------ DATA PROVIDED

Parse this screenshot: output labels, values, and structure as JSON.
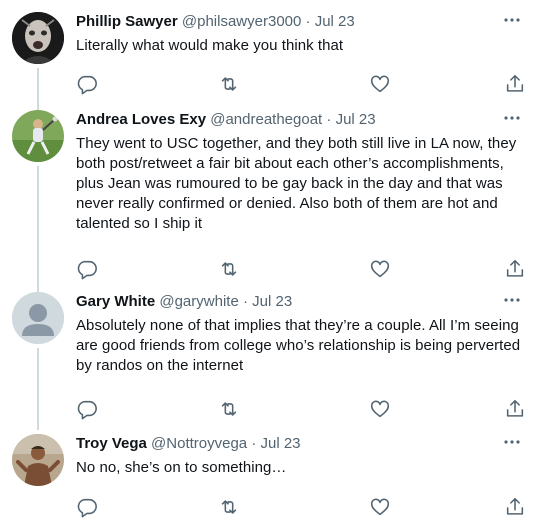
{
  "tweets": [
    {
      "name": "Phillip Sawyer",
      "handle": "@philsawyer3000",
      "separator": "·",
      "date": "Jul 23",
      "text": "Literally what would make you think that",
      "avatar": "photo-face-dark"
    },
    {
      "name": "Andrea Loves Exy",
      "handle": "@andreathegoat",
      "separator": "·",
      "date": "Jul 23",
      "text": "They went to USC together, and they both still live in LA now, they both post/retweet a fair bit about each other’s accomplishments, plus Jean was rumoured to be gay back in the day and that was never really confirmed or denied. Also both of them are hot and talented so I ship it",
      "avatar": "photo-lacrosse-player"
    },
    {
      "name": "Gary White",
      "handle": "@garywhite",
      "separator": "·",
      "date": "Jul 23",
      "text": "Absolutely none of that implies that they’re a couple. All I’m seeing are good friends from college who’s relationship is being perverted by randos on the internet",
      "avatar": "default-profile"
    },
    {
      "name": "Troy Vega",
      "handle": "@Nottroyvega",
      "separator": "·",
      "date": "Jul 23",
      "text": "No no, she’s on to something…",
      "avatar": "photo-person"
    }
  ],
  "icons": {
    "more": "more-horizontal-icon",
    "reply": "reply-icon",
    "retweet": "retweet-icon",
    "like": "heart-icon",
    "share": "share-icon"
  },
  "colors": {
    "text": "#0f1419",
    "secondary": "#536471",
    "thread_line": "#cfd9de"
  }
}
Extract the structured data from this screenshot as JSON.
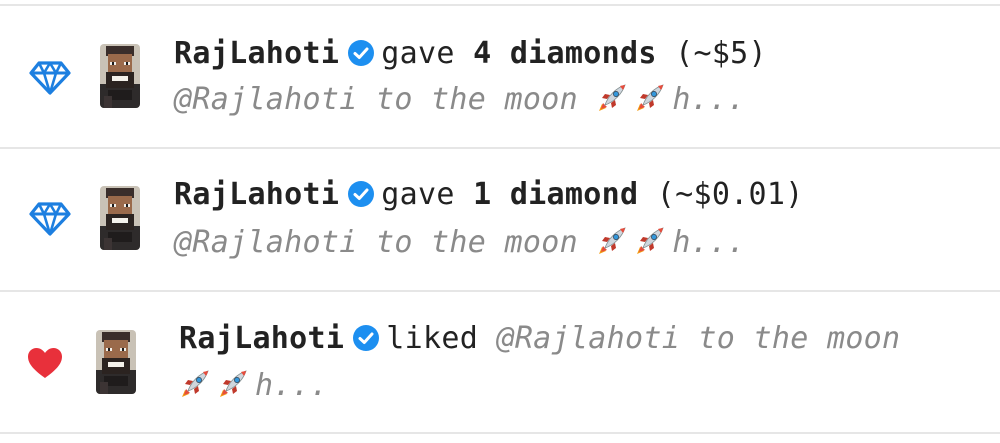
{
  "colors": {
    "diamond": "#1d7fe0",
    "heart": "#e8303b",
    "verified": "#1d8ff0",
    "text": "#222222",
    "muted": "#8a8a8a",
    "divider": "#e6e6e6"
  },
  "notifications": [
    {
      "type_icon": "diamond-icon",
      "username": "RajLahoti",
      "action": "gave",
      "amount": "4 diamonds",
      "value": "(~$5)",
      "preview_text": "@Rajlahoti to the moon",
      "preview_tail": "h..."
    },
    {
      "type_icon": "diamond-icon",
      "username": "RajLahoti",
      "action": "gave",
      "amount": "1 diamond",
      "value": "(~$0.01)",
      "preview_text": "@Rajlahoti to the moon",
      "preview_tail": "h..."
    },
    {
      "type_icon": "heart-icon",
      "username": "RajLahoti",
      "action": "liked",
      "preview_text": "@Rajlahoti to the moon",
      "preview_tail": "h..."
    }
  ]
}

------------

DIRECTIVE » From the line that contains "Extract the structured" to the end of the material above, output every line exactly, both ends included, but leave out any pictures.

THE RESULT »
Extract the structured data from this screenshot as JSON.
{
  "colors": {
    "diamond": "#1d7fe0",
    "heart": "#e8303b",
    "verified": "#1d8ff0",
    "text": "#222222",
    "muted": "#8a8a8a",
    "divider": "#e6e6e6"
  },
  "notifications": [
    {
      "type_icon": "diamond-icon",
      "username": "RajLahoti",
      "action": "gave",
      "amount": "4 diamonds",
      "value": "(~$5)",
      "preview_text": "@Rajlahoti to the moon",
      "preview_tail": "h..."
    },
    {
      "type_icon": "diamond-icon",
      "username": "RajLahoti",
      "action": "gave",
      "amount": "1 diamond",
      "value": "(~$0.01)",
      "preview_text": "@Rajlahoti to the moon",
      "preview_tail": "h..."
    },
    {
      "type_icon": "heart-icon",
      "username": "RajLahoti",
      "action": "liked",
      "preview_text": "@Rajlahoti to the moon",
      "preview_tail": "h..."
    }
  ]
}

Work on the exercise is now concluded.